### [To be done]
Without the pictures, print each of the records below exactly as it appears.

[START Listed records]

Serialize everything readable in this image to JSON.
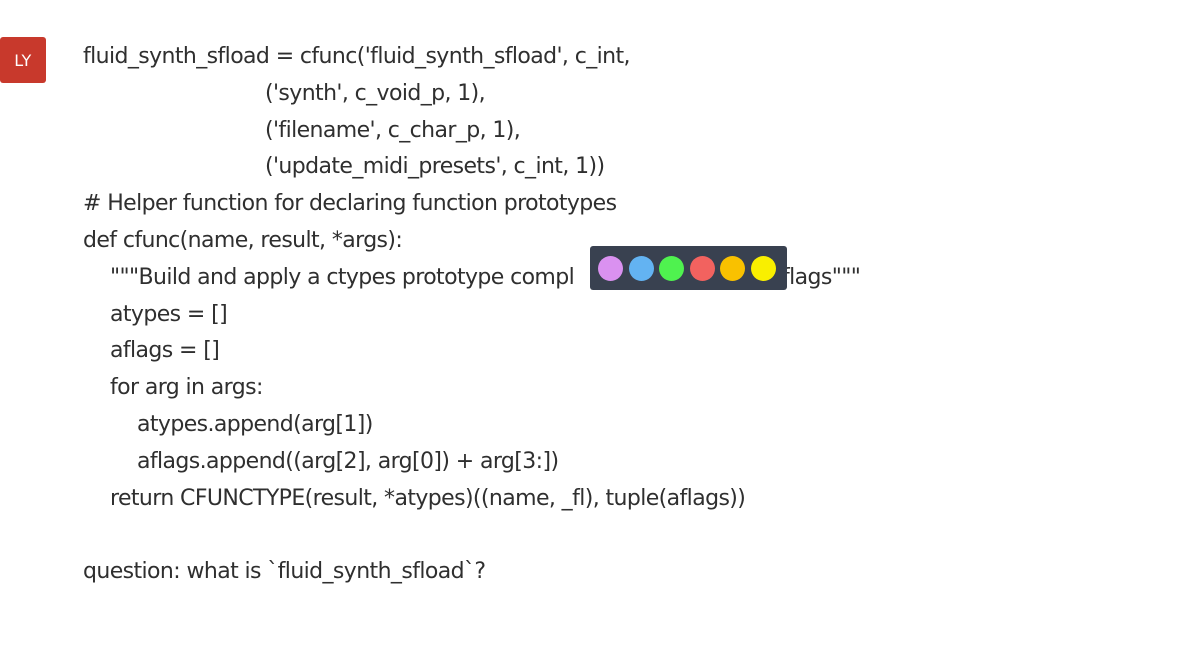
{
  "user": {
    "initials": "LY",
    "avatar_color": "#c8392c"
  },
  "message": {
    "code_lines": [
      "fluid_synth_sfload = cfunc('fluid_synth_sfload', c_int,",
      "('synth', c_void_p, 1),",
      "('filename', c_char_p, 1),",
      "('update_midi_presets', c_int, 1))",
      "# Helper function for declaring function prototypes",
      "def cfunc(name, result, *args):",
      "\"\"\"Build and apply a ctypes prototype compl",
      "r flags\"\"\"",
      "atypes = []",
      "aflags = []",
      "for arg in args:",
      "atypes.append(arg[1])",
      "aflags.append((arg[2], arg[0]) + arg[3:])",
      "return CFUNCTYPE(result, *atypes)((name, _fl), tuple(aflags))"
    ],
    "question": "question: what is `fluid_synth_sfload`?"
  },
  "palette": {
    "colors": [
      {
        "name": "violet",
        "hex": "#da91f0"
      },
      {
        "name": "blue",
        "hex": "#63b3f2"
      },
      {
        "name": "green",
        "hex": "#4ff24f"
      },
      {
        "name": "red",
        "hex": "#f2625f"
      },
      {
        "name": "orange",
        "hex": "#f9c100"
      },
      {
        "name": "yellow",
        "hex": "#f9ef00"
      }
    ]
  }
}
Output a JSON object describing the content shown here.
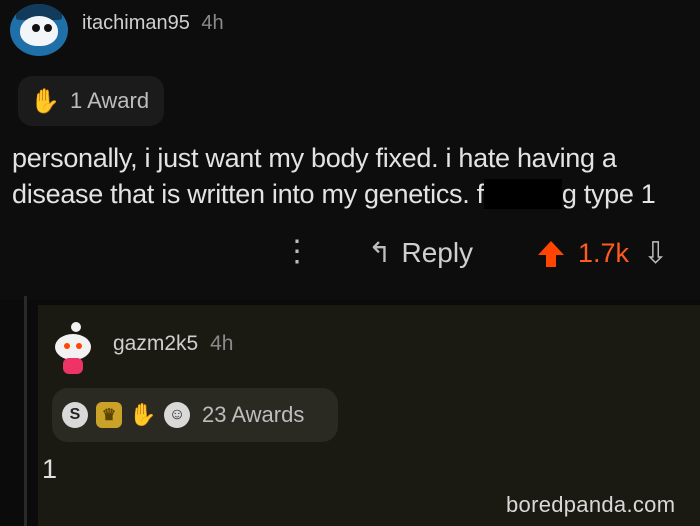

[END Listed records]

### [Answer to this exercise]
Serialize everything readable in this image to JSON.
{
  "user": {
    "initials": "LY",
    "avatar_color": "#c8392c"
  },
  "message": {
    "code_lines": [
      "fluid_synth_sfload = cfunc('fluid_synth_sfload', c_int,",
      "('synth', c_void_p, 1),",
      "('filename', c_char_p, 1),",
      "('update_midi_presets', c_int, 1))",
      "# Helper function for declaring function prototypes",
      "def cfunc(name, result, *args):",
      "\"\"\"Build and apply a ctypes prototype compl",
      "r flags\"\"\"",
      "atypes = []",
      "aflags = []",
      "for arg in args:",
      "atypes.append(arg[1])",
      "aflags.append((arg[2], arg[0]) + arg[3:])",
      "return CFUNCTYPE(result, *atypes)((name, _fl), tuple(aflags))"
    ],
    "question": "question: what is `fluid_synth_sfload`?"
  },
  "palette": {
    "colors": [
      {
        "name": "violet",
        "hex": "#da91f0"
      },
      {
        "name": "blue",
        "hex": "#63b3f2"
      },
      {
        "name": "green",
        "hex": "#4ff24f"
      },
      {
        "name": "red",
        "hex": "#f2625f"
      },
      {
        "name": "orange",
        "hex": "#f9c100"
      },
      {
        "name": "yellow",
        "hex": "#f9ef00"
      }
    ]
  }
}
Output a JSON object describing the content shown here.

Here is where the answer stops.